→ **SET EXERCISE**
Copy out the records precisely, omitting pictures.

→ **Collected data**
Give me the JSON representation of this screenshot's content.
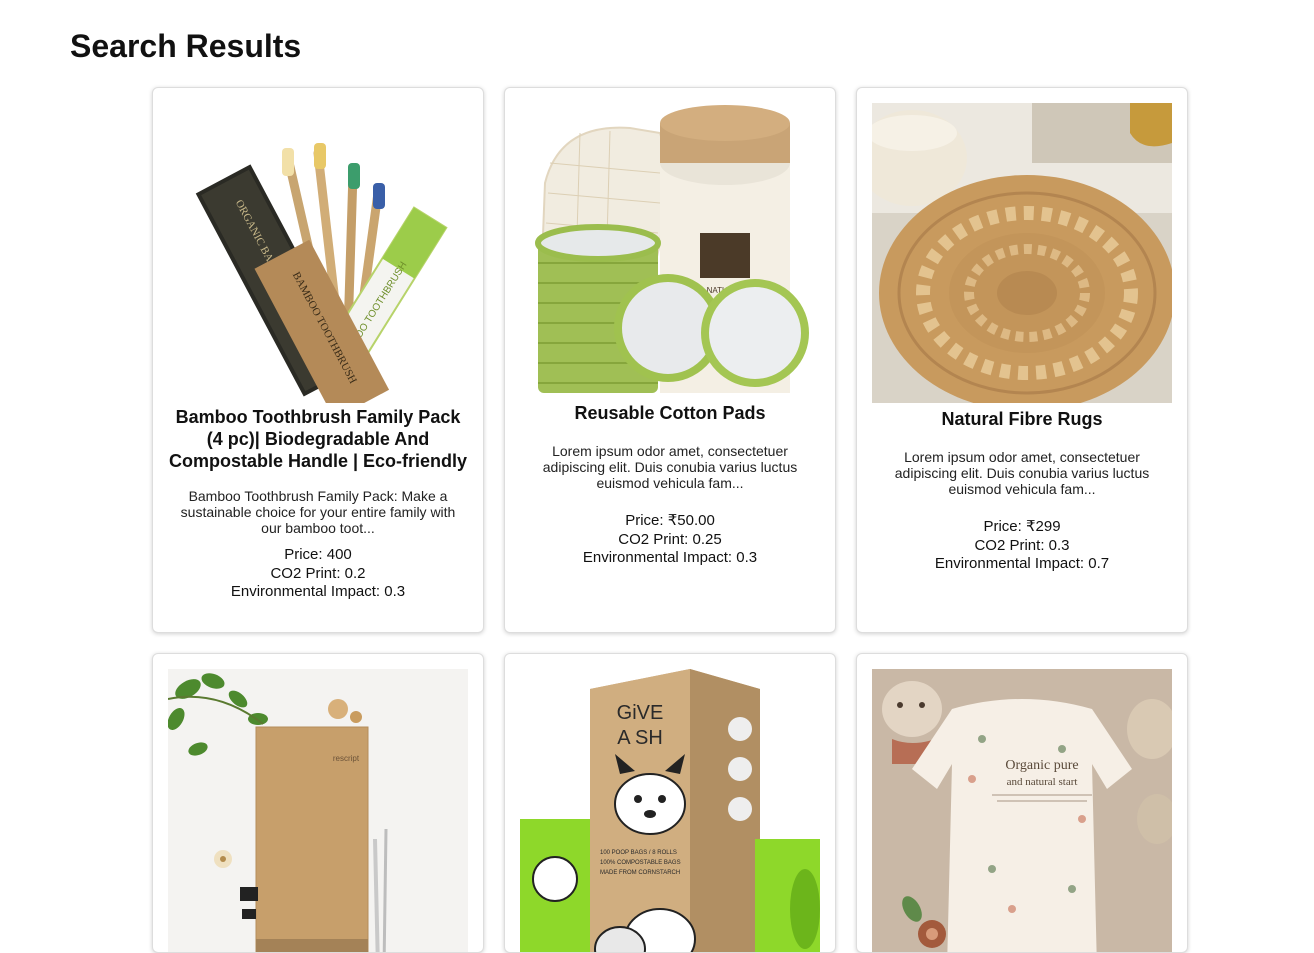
{
  "page": {
    "title": "Search Results"
  },
  "products": [
    {
      "name": "Bamboo Toothbrush Family Pack (4 pc)| Biodegradable And Compostable Handle | Eco-friendly",
      "description": "Bamboo Toothbrush Family Pack: Make a sustainable choice for your entire family with our bamboo toot...",
      "price": "Price: 400",
      "co2": "CO2 Print: 0.2",
      "impact": "Environmental Impact: 0.3",
      "image_icon": "bamboo-toothbrush-image"
    },
    {
      "name": "Reusable Cotton Pads",
      "description": "Lorem ipsum odor amet, consectetuer adipiscing elit. Duis conubia varius luctus euismod vehicula fam...",
      "price": "Price: ₹50.00",
      "co2": "CO2 Print: 0.25",
      "impact": "Environmental Impact: 0.3",
      "image_icon": "cotton-pads-image"
    },
    {
      "name": "Natural Fibre Rugs",
      "description": "Lorem ipsum odor amet, consectetuer adipiscing elit. Duis conubia varius luctus euismod vehicula fam...",
      "price": "Price: ₹299",
      "co2": "CO2 Print: 0.3",
      "impact": "Environmental Impact: 0.7",
      "image_icon": "jute-rug-image"
    },
    {
      "image_icon": "kraft-notebook-image",
      "image_text": "rescript"
    },
    {
      "image_icon": "dog-poop-bags-image",
      "image_text": [
        "GiVE",
        "A SH",
        "100 POOP BAGS / 8 ROLLS",
        "100% COMPOSTABLE BAGS",
        "MADE FROM CORNSTARCH"
      ]
    },
    {
      "image_icon": "organic-baby-onesie-image",
      "image_text": [
        "Organic pure",
        "and natural start"
      ]
    }
  ],
  "colors": {
    "card_border": "#dddddd",
    "text": "#111111",
    "bamboo_green": "#8db23a",
    "kraft": "#c9a172"
  }
}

→ **ANSWER FOR THIS EXERCISE**
Give me the JSON representation of this screenshot's content.
{
  "page": {
    "title": "Search Results"
  },
  "products": [
    {
      "name": "Bamboo Toothbrush Family Pack (4 pc)| Biodegradable And Compostable Handle | Eco-friendly",
      "description": "Bamboo Toothbrush Family Pack: Make a sustainable choice for your entire family with our bamboo toot...",
      "price": "Price: 400",
      "co2": "CO2 Print: 0.2",
      "impact": "Environmental Impact: 0.3",
      "image_icon": "bamboo-toothbrush-image"
    },
    {
      "name": "Reusable Cotton Pads",
      "description": "Lorem ipsum odor amet, consectetuer adipiscing elit. Duis conubia varius luctus euismod vehicula fam...",
      "price": "Price: ₹50.00",
      "co2": "CO2 Print: 0.25",
      "impact": "Environmental Impact: 0.3",
      "image_icon": "cotton-pads-image"
    },
    {
      "name": "Natural Fibre Rugs",
      "description": "Lorem ipsum odor amet, consectetuer adipiscing elit. Duis conubia varius luctus euismod vehicula fam...",
      "price": "Price: ₹299",
      "co2": "CO2 Print: 0.3",
      "impact": "Environmental Impact: 0.7",
      "image_icon": "jute-rug-image"
    },
    {
      "image_icon": "kraft-notebook-image",
      "image_text": "rescript"
    },
    {
      "image_icon": "dog-poop-bags-image",
      "image_text": [
        "GiVE",
        "A SH",
        "100 POOP BAGS / 8 ROLLS",
        "100% COMPOSTABLE BAGS",
        "MADE FROM CORNSTARCH"
      ]
    },
    {
      "image_icon": "organic-baby-onesie-image",
      "image_text": [
        "Organic pure",
        "and natural start"
      ]
    }
  ],
  "colors": {
    "card_border": "#dddddd",
    "text": "#111111",
    "bamboo_green": "#8db23a",
    "kraft": "#c9a172"
  }
}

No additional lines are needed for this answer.